## begin Given data

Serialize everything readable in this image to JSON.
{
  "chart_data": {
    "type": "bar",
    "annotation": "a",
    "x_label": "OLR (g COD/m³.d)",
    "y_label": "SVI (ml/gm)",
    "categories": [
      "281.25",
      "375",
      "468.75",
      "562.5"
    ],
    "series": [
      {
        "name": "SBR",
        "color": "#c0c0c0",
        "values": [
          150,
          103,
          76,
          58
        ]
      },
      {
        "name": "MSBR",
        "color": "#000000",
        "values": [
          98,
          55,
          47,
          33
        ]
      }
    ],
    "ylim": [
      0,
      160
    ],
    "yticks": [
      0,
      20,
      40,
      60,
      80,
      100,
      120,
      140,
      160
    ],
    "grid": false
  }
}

## end Given data

» What you will do
From the listing above, extract all records word for word.

» Reply
Serialize everything readable in this image to JSON.
{
  "chart_data": {
    "type": "bar",
    "annotation": "a",
    "x_label": "OLR (g COD/m³.d)",
    "y_label": "SVI (ml/gm)",
    "categories": [
      "281.25",
      "375",
      "468.75",
      "562.5"
    ],
    "series": [
      {
        "name": "SBR",
        "color": "#c0c0c0",
        "values": [
          150,
          103,
          76,
          58
        ]
      },
      {
        "name": "MSBR",
        "color": "#000000",
        "values": [
          98,
          55,
          47,
          33
        ]
      }
    ],
    "ylim": [
      0,
      160
    ],
    "yticks": [
      0,
      20,
      40,
      60,
      80,
      100,
      120,
      140,
      160
    ],
    "grid": false
  }
}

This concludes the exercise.